*DIRECTION*. The entire listing is to be repeated verbatim.
____
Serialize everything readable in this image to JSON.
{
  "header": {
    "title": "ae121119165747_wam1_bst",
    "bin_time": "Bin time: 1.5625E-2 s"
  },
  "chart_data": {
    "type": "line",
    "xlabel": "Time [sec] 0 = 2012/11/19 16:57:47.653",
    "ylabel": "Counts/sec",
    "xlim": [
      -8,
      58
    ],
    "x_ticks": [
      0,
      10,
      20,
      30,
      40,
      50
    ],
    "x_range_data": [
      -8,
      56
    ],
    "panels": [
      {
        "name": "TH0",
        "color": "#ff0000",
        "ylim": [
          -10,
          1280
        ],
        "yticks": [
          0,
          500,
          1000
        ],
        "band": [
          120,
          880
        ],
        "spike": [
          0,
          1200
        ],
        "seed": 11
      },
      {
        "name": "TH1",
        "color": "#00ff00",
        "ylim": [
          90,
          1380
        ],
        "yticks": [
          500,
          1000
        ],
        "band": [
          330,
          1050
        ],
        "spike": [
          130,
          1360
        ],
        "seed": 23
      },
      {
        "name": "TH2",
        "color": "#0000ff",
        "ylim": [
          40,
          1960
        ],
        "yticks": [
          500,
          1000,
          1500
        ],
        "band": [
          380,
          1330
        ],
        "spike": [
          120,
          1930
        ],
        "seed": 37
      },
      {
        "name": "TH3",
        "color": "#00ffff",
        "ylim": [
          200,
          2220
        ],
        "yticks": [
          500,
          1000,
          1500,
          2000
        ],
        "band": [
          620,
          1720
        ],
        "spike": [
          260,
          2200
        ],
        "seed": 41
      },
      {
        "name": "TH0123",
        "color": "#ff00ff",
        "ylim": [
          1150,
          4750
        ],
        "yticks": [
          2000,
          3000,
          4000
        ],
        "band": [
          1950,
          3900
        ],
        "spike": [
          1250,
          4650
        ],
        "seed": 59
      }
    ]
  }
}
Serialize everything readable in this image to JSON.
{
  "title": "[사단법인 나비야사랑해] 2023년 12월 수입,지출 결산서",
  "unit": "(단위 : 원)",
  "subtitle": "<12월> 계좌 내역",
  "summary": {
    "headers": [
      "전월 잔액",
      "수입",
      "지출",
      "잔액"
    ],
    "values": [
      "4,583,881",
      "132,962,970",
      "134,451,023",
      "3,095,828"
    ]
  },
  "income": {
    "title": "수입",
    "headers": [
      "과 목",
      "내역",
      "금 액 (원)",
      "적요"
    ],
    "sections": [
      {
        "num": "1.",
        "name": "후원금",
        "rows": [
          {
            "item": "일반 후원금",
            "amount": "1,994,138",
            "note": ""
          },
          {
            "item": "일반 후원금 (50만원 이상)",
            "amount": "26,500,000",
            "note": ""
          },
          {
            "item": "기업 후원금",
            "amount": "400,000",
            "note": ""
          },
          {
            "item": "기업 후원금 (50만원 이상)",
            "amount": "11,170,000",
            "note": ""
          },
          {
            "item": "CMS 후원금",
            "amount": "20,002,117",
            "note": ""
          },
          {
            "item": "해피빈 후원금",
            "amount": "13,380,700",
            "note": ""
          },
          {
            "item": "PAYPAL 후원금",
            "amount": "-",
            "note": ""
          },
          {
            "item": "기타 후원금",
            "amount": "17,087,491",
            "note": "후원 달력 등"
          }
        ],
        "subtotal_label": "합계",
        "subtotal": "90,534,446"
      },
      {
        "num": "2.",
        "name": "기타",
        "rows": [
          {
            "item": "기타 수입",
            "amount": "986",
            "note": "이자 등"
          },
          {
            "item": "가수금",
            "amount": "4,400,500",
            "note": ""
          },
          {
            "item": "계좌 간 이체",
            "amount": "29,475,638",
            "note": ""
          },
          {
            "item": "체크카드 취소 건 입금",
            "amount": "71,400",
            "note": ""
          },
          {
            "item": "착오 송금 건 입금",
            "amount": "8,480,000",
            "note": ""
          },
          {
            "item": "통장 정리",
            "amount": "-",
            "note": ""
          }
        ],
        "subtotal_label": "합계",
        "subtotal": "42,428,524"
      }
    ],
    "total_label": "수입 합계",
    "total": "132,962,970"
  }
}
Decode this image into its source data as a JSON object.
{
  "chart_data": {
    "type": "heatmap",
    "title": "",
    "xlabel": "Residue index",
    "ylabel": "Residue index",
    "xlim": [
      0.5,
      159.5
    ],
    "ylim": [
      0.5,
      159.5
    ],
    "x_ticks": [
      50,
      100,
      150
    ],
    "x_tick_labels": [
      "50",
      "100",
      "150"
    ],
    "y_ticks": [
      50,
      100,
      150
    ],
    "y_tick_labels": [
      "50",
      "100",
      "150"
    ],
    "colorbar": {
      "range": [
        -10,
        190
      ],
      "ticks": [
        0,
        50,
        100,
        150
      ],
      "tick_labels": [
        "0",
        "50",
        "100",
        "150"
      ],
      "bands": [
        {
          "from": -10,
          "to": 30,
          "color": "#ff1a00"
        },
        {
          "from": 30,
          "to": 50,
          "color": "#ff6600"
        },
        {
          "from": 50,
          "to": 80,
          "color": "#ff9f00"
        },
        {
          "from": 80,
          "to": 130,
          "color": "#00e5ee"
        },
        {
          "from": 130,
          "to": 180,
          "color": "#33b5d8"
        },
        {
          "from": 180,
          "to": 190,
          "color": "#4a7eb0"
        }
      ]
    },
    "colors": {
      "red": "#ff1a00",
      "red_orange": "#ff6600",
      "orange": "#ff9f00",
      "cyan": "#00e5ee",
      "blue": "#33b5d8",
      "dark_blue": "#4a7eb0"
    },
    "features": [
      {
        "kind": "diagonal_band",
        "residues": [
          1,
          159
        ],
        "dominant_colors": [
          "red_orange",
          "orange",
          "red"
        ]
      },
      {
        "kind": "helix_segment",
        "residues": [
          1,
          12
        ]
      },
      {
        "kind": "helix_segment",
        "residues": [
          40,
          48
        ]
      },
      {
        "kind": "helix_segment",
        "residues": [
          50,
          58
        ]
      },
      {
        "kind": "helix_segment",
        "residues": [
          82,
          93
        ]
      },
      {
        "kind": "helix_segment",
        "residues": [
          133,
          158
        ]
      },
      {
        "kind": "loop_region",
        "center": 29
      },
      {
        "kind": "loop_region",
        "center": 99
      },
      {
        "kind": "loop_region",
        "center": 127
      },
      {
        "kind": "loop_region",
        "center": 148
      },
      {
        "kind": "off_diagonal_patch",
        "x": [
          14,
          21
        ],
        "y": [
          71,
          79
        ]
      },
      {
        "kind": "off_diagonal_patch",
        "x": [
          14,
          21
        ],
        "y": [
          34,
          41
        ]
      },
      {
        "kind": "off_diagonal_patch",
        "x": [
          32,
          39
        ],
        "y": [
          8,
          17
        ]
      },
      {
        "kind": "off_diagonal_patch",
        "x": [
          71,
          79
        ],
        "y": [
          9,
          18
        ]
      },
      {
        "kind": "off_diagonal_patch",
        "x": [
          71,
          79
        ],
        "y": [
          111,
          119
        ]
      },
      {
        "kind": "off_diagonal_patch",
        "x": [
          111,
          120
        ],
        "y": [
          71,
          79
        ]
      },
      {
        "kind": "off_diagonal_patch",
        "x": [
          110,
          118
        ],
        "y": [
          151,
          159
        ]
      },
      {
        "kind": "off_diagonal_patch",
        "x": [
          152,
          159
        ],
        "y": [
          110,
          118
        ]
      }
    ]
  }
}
____
*FINAL RESULT*.
Serialize everything readable in this image to JSON.
{
  "header": {
    "title": "ae121119165747_wam1_bst",
    "bin_time": "Bin time: 1.5625E-2 s"
  },
  "chart_data": {
    "type": "line",
    "xlabel": "Time [sec] 0 = 2012/11/19 16:57:47.653",
    "ylabel": "Counts/sec",
    "xlim": [
      -8,
      58
    ],
    "x_ticks": [
      0,
      10,
      20,
      30,
      40,
      50
    ],
    "x_range_data": [
      -8,
      56
    ],
    "panels": [
      {
        "name": "TH0",
        "color": "#ff0000",
        "ylim": [
          -10,
          1280
        ],
        "yticks": [
          0,
          500,
          1000
        ],
        "band": [
          120,
          880
        ],
        "spike": [
          0,
          1200
        ],
        "seed": 11
      },
      {
        "name": "TH1",
        "color": "#00ff00",
        "ylim": [
          90,
          1380
        ],
        "yticks": [
          500,
          1000
        ],
        "band": [
          330,
          1050
        ],
        "spike": [
          130,
          1360
        ],
        "seed": 23
      },
      {
        "name": "TH2",
        "color": "#0000ff",
        "ylim": [
          40,
          1960
        ],
        "yticks": [
          500,
          1000,
          1500
        ],
        "band": [
          380,
          1330
        ],
        "spike": [
          120,
          1930
        ],
        "seed": 37
      },
      {
        "name": "TH3",
        "color": "#00ffff",
        "ylim": [
          200,
          2220
        ],
        "yticks": [
          500,
          1000,
          1500,
          2000
        ],
        "band": [
          620,
          1720
        ],
        "spike": [
          260,
          2200
        ],
        "seed": 41
      },
      {
        "name": "TH0123",
        "color": "#ff00ff",
        "ylim": [
          1150,
          4750
        ],
        "yticks": [
          2000,
          3000,
          4000
        ],
        "band": [
          1950,
          3900
        ],
        "spike": [
          1250,
          4650
        ],
        "seed": 59
      }
    ]
  }
}
Serialize everything readable in this image to JSON.
{
  "title": "[사단법인 나비야사랑해] 2023년 12월 수입,지출 결산서",
  "unit": "(단위 : 원)",
  "subtitle": "<12월> 계좌 내역",
  "summary": {
    "headers": [
      "전월 잔액",
      "수입",
      "지출",
      "잔액"
    ],
    "values": [
      "4,583,881",
      "132,962,970",
      "134,451,023",
      "3,095,828"
    ]
  },
  "income": {
    "title": "수입",
    "headers": [
      "과 목",
      "내역",
      "금 액 (원)",
      "적요"
    ],
    "sections": [
      {
        "num": "1.",
        "name": "후원금",
        "rows": [
          {
            "item": "일반 후원금",
            "amount": "1,994,138",
            "note": ""
          },
          {
            "item": "일반 후원금 (50만원 이상)",
            "amount": "26,500,000",
            "note": ""
          },
          {
            "item": "기업 후원금",
            "amount": "400,000",
            "note": ""
          },
          {
            "item": "기업 후원금 (50만원 이상)",
            "amount": "11,170,000",
            "note": ""
          },
          {
            "item": "CMS 후원금",
            "amount": "20,002,117",
            "note": ""
          },
          {
            "item": "해피빈 후원금",
            "amount": "13,380,700",
            "note": ""
          },
          {
            "item": "PAYPAL 후원금",
            "amount": "-",
            "note": ""
          },
          {
            "item": "기타 후원금",
            "amount": "17,087,491",
            "note": "후원 달력 등"
          }
        ],
        "subtotal_label": "합계",
        "subtotal": "90,534,446"
      },
      {
        "num": "2.",
        "name": "기타",
        "rows": [
          {
            "item": "기타 수입",
            "amount": "986",
            "note": "이자 등"
          },
          {
            "item": "가수금",
            "amount": "4,400,500",
            "note": ""
          },
          {
            "item": "계좌 간 이체",
            "amount": "29,475,638",
            "note": ""
          },
          {
            "item": "체크카드 취소 건 입금",
            "amount": "71,400",
            "note": ""
          },
          {
            "item": "착오 송금 건 입금",
            "amount": "8,480,000",
            "note": ""
          },
          {
            "item": "통장 정리",
            "amount": "-",
            "note": ""
          }
        ],
        "subtotal_label": "합계",
        "subtotal": "42,428,524"
      }
    ],
    "total_label": "수입 합계",
    "total": "132,962,970"
  }
}
Decode this image into its source data as a JSON object.
{
  "chart_data": {
    "type": "heatmap",
    "title": "",
    "xlabel": "Residue index",
    "ylabel": "Residue index",
    "xlim": [
      0.5,
      159.5
    ],
    "ylim": [
      0.5,
      159.5
    ],
    "x_ticks": [
      50,
      100,
      150
    ],
    "x_tick_labels": [
      "50",
      "100",
      "150"
    ],
    "y_ticks": [
      50,
      100,
      150
    ],
    "y_tick_labels": [
      "50",
      "100",
      "150"
    ],
    "colorbar": {
      "range": [
        -10,
        190
      ],
      "ticks": [
        0,
        50,
        100,
        150
      ],
      "tick_labels": [
        "0",
        "50",
        "100",
        "150"
      ],
      "bands": [
        {
          "from": -10,
          "to": 30,
          "color": "#ff1a00"
        },
        {
          "from": 30,
          "to": 50,
          "color": "#ff6600"
        },
        {
          "from": 50,
          "to": 80,
          "color": "#ff9f00"
        },
        {
          "from": 80,
          "to": 130,
          "color": "#00e5ee"
        },
        {
          "from": 130,
          "to": 180,
          "color": "#33b5d8"
        },
        {
          "from": 180,
          "to": 190,
          "color": "#4a7eb0"
        }
      ]
    },
    "colors": {
      "red": "#ff1a00",
      "red_orange": "#ff6600",
      "orange": "#ff9f00",
      "cyan": "#00e5ee",
      "blue": "#33b5d8",
      "dark_blue": "#4a7eb0"
    },
    "features": [
      {
        "kind": "diagonal_band",
        "residues": [
          1,
          159
        ],
        "dominant_colors": [
          "red_orange",
          "orange",
          "red"
        ]
      },
      {
        "kind": "helix_segment",
        "residues": [
          1,
          12
        ]
      },
      {
        "kind": "helix_segment",
        "residues": [
          40,
          48
        ]
      },
      {
        "kind": "helix_segment",
        "residues": [
          50,
          58
        ]
      },
      {
        "kind": "helix_segment",
        "residues": [
          82,
          93
        ]
      },
      {
        "kind": "helix_segment",
        "residues": [
          133,
          158
        ]
      },
      {
        "kind": "loop_region",
        "center": 29
      },
      {
        "kind": "loop_region",
        "center": 99
      },
      {
        "kind": "loop_region",
        "center": 127
      },
      {
        "kind": "loop_region",
        "center": 148
      },
      {
        "kind": "off_diagonal_patch",
        "x": [
          14,
          21
        ],
        "y": [
          71,
          79
        ]
      },
      {
        "kind": "off_diagonal_patch",
        "x": [
          14,
          21
        ],
        "y": [
          34,
          41
        ]
      },
      {
        "kind": "off_diagonal_patch",
        "x": [
          32,
          39
        ],
        "y": [
          8,
          17
        ]
      },
      {
        "kind": "off_diagonal_patch",
        "x": [
          71,
          79
        ],
        "y": [
          9,
          18
        ]
      },
      {
        "kind": "off_diagonal_patch",
        "x": [
          71,
          79
        ],
        "y": [
          111,
          119
        ]
      },
      {
        "kind": "off_diagonal_patch",
        "x": [
          111,
          120
        ],
        "y": [
          71,
          79
        ]
      },
      {
        "kind": "off_diagonal_patch",
        "x": [
          110,
          118
        ],
        "y": [
          151,
          159
        ]
      },
      {
        "kind": "off_diagonal_patch",
        "x": [
          152,
          159
        ],
        "y": [
          110,
          118
        ]
      }
    ]
  }
}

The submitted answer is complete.